Exercise inputs:
-=-=-=-=-

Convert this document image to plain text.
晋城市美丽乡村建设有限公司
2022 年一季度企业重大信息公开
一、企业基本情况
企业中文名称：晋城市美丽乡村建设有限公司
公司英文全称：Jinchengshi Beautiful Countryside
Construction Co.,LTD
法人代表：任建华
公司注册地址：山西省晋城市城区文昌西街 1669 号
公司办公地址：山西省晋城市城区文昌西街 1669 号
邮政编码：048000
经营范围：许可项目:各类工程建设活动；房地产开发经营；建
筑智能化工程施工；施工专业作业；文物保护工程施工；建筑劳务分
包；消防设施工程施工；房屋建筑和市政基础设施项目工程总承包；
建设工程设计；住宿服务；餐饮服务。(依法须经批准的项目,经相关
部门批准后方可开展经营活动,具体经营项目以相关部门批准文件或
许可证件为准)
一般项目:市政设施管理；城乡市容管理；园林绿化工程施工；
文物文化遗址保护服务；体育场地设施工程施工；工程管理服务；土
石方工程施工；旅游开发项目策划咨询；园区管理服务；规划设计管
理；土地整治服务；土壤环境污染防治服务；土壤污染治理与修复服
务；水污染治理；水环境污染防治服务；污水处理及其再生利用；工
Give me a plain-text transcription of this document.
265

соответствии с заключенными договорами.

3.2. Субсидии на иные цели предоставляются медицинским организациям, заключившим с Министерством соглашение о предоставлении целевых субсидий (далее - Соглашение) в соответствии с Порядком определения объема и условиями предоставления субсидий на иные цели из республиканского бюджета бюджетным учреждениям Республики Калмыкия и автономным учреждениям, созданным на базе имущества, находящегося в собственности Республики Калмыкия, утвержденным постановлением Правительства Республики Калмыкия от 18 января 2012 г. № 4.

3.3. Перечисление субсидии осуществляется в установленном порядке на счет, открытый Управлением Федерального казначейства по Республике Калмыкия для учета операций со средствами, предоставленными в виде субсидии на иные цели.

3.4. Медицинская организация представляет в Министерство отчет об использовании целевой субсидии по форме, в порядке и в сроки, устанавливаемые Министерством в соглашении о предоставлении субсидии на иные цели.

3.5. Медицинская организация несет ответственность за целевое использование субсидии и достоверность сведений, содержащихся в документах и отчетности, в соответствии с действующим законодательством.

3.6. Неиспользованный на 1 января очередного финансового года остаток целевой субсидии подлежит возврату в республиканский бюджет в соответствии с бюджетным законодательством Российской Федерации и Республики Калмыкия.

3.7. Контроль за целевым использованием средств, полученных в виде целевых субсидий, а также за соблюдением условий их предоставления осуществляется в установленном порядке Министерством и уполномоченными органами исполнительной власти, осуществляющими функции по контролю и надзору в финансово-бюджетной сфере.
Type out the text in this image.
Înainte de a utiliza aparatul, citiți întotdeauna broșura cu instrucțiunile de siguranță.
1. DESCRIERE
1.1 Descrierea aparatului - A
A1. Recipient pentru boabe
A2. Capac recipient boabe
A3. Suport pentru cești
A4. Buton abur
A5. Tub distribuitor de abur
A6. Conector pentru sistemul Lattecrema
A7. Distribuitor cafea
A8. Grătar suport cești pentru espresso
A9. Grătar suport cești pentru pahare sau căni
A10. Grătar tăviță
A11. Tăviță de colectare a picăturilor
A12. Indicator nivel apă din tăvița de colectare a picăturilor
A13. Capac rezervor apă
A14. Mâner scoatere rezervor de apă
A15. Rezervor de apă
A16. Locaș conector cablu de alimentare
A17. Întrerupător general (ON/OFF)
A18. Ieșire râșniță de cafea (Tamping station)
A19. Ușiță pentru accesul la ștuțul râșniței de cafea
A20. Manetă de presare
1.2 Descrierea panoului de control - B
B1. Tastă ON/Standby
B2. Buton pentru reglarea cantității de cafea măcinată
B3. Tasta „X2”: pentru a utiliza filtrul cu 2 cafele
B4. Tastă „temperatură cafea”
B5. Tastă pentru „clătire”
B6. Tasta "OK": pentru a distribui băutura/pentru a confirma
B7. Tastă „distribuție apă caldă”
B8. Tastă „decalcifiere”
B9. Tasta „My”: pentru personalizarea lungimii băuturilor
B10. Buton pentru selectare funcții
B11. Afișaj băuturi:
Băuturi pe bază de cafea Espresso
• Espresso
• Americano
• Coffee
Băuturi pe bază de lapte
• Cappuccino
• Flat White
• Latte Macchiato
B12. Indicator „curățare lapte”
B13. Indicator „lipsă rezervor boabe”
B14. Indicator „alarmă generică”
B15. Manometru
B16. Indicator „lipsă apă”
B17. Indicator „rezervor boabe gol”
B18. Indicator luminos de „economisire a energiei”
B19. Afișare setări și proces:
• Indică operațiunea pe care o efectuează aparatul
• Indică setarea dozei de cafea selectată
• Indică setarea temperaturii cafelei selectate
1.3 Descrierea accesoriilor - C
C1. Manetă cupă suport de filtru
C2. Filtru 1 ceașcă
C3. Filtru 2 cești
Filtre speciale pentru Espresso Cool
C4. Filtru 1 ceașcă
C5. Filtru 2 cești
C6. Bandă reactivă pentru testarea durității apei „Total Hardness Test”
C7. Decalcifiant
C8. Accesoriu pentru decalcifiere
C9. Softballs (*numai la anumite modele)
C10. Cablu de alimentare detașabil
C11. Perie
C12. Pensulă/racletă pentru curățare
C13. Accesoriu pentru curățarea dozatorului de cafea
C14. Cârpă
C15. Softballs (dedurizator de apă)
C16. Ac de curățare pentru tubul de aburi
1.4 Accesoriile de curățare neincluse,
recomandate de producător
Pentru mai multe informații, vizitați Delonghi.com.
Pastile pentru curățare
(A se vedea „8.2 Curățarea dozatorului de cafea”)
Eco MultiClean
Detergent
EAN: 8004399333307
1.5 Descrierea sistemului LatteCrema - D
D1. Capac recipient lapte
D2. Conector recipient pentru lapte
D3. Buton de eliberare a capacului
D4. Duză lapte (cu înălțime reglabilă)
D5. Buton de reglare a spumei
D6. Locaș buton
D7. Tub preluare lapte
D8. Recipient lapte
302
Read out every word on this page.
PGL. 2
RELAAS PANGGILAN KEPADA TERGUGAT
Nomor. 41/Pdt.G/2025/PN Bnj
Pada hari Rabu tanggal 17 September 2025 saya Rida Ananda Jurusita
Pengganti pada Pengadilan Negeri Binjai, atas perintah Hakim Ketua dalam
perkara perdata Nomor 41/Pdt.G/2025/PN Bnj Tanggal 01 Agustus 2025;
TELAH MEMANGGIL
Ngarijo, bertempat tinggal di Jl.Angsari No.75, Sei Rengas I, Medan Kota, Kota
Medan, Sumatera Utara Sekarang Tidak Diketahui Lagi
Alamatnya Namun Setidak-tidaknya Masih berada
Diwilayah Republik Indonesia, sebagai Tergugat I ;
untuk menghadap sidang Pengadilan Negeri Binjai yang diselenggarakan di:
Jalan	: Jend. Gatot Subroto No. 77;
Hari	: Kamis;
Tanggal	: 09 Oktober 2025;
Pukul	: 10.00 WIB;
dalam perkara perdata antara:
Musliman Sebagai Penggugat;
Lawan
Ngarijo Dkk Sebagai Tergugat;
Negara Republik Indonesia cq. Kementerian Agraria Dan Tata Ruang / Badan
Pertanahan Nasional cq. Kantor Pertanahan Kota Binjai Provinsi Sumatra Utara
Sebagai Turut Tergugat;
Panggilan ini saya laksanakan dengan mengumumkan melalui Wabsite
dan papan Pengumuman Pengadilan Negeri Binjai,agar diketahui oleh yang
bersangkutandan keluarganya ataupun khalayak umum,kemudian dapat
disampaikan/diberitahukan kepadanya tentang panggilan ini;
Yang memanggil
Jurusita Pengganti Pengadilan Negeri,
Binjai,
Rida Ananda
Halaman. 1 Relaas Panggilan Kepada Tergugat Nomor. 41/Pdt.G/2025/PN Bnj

-=-=-=-=-

Given task: What is the number of lines in these records that contain "Grătar"? Reply with the number only.

Finished task: 3